*Stated task:* Copy down every line where the string "were" shows up.

::::::::::

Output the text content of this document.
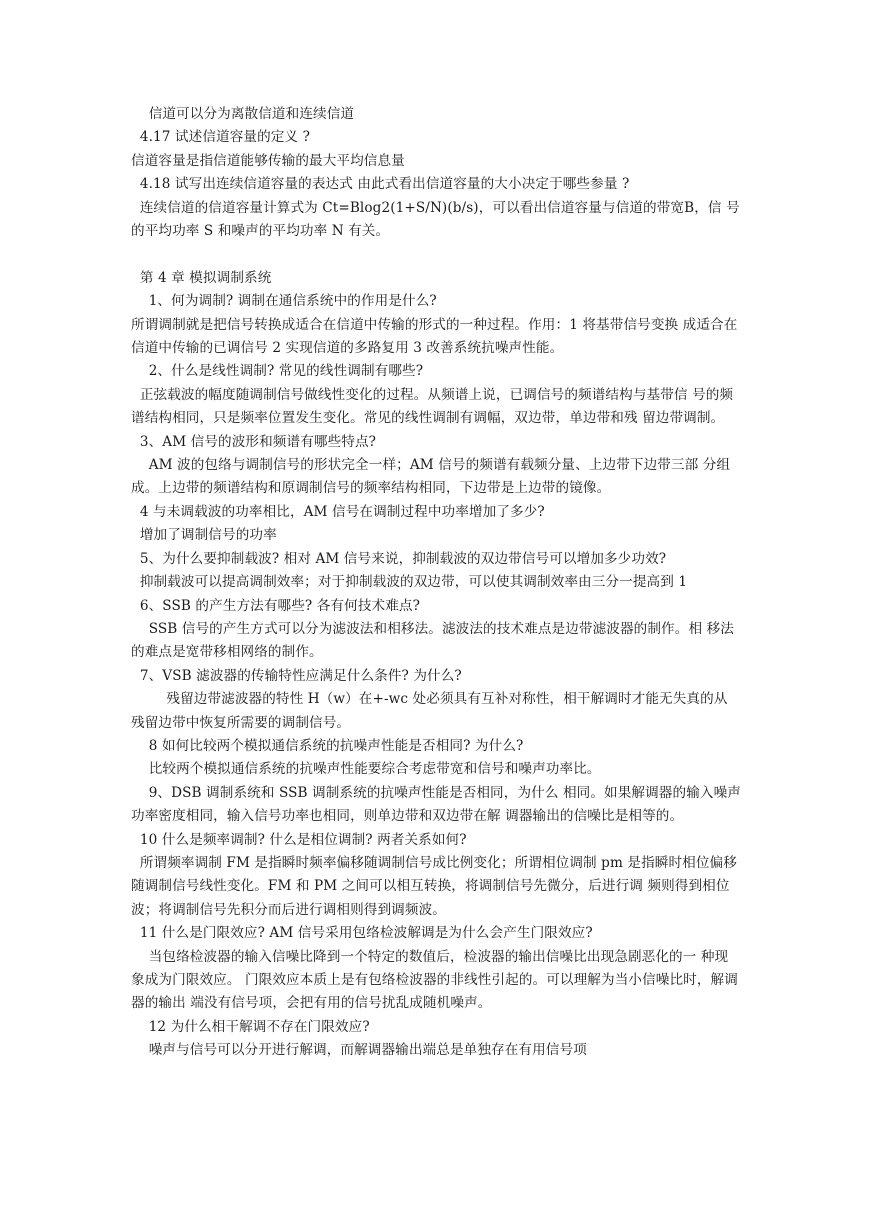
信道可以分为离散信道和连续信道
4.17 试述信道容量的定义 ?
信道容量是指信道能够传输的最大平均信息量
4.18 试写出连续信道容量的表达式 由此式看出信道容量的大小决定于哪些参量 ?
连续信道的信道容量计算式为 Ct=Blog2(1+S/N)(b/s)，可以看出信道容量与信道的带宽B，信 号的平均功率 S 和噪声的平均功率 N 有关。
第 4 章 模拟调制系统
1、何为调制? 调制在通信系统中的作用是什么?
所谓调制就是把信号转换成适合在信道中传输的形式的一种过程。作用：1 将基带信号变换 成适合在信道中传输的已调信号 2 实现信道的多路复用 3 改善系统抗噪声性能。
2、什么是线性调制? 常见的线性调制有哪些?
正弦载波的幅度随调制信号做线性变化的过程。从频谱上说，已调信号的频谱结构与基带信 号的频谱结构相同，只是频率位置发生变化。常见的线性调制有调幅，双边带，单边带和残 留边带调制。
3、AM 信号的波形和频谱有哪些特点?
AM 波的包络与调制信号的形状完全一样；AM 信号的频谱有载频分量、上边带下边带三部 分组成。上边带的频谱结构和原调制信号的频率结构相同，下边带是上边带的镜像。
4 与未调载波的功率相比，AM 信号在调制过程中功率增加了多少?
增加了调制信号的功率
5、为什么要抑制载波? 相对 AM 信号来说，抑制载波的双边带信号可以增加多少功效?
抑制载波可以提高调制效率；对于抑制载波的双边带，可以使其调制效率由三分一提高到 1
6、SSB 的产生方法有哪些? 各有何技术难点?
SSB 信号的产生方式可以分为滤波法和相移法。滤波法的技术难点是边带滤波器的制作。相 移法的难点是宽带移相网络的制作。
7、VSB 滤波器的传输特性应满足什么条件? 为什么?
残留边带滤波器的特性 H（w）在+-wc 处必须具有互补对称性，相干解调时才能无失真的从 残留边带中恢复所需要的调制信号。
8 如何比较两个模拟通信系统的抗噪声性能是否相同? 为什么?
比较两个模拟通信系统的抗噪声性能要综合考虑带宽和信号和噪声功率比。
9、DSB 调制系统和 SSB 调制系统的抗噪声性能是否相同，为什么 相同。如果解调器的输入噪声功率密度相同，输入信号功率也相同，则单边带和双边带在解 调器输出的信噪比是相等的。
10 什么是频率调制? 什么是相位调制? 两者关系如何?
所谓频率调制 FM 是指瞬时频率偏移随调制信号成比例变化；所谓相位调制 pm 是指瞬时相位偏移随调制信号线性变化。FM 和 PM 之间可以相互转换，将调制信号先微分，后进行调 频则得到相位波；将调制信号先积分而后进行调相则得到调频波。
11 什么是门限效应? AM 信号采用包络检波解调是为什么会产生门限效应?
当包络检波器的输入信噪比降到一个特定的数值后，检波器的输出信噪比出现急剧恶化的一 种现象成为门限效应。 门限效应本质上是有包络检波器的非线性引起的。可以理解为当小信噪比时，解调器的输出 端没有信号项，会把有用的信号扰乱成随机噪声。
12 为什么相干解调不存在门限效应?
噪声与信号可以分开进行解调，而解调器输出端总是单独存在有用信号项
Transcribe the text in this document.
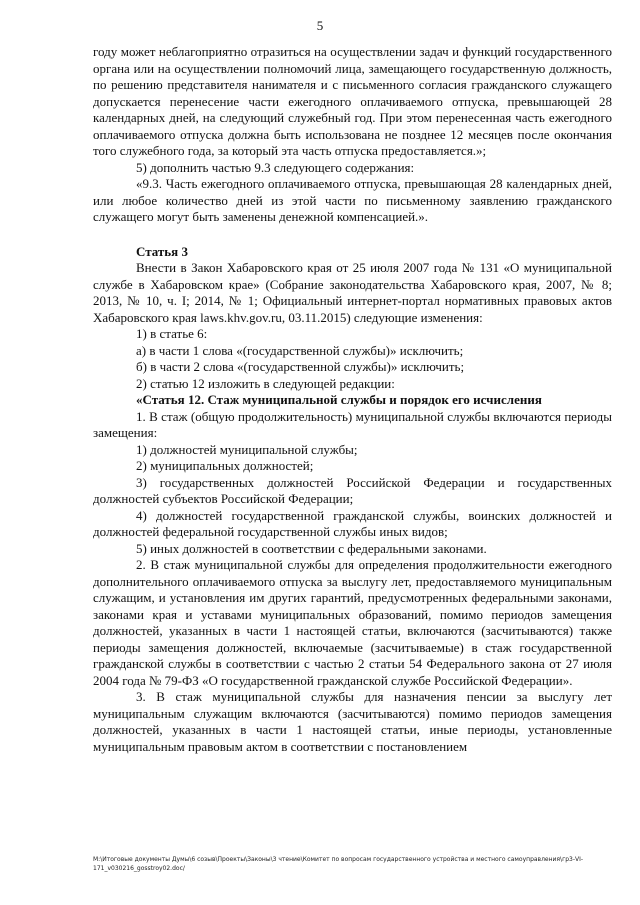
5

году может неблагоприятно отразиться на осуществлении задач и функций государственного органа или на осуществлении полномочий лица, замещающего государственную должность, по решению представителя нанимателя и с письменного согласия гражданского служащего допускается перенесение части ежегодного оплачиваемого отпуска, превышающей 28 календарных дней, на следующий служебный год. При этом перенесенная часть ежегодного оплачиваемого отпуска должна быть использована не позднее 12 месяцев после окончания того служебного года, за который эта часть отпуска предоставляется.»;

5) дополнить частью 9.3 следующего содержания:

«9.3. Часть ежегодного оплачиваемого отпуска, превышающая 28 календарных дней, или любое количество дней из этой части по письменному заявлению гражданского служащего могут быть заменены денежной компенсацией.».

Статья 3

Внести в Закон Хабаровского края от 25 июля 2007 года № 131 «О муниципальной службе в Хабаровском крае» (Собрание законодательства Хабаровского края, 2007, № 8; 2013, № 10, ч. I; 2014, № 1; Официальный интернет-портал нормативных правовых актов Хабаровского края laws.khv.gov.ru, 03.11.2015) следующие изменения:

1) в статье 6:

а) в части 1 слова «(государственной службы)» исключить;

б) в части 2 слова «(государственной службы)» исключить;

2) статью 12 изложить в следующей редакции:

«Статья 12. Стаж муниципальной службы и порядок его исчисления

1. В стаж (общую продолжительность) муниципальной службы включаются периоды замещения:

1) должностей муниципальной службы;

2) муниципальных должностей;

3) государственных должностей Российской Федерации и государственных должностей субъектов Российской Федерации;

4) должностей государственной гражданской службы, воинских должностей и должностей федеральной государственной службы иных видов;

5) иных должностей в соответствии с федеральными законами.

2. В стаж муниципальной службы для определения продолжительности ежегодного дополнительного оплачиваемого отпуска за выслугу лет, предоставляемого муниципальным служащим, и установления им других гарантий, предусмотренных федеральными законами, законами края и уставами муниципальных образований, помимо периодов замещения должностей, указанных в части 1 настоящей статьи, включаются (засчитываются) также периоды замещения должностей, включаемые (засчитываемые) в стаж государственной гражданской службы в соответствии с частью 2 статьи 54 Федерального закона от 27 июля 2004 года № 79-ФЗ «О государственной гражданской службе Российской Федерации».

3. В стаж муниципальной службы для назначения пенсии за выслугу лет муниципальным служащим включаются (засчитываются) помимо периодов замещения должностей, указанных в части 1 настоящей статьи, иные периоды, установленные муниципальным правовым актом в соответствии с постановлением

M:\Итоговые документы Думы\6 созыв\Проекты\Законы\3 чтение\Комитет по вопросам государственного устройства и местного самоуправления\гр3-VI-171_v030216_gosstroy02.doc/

::::::::::

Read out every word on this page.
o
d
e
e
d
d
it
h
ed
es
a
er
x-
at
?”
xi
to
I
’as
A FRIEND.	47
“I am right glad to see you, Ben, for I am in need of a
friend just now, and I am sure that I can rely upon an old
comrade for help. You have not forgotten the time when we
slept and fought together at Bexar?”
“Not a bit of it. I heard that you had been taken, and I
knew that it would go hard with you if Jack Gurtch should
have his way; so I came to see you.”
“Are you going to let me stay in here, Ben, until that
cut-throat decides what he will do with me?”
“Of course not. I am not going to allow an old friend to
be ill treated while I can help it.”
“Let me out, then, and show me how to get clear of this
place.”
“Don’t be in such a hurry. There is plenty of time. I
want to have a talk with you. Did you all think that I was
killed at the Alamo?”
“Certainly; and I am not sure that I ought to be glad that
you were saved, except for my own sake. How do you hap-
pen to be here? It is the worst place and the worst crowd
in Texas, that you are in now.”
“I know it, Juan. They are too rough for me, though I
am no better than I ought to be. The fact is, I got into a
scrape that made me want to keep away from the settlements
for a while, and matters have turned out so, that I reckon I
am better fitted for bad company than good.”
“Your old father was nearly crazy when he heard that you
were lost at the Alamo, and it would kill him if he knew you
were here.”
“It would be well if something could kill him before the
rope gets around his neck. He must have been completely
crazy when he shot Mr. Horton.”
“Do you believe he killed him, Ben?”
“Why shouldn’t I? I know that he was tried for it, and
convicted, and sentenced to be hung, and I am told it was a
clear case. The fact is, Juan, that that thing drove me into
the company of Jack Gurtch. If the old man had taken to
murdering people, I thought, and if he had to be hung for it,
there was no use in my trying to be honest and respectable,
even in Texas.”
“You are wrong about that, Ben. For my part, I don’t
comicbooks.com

::::::::::

*The solution:*
you were saved, except for my own sake. How do you hap-
were lost at the Alamo, and it would kill him if he knew you
were here.”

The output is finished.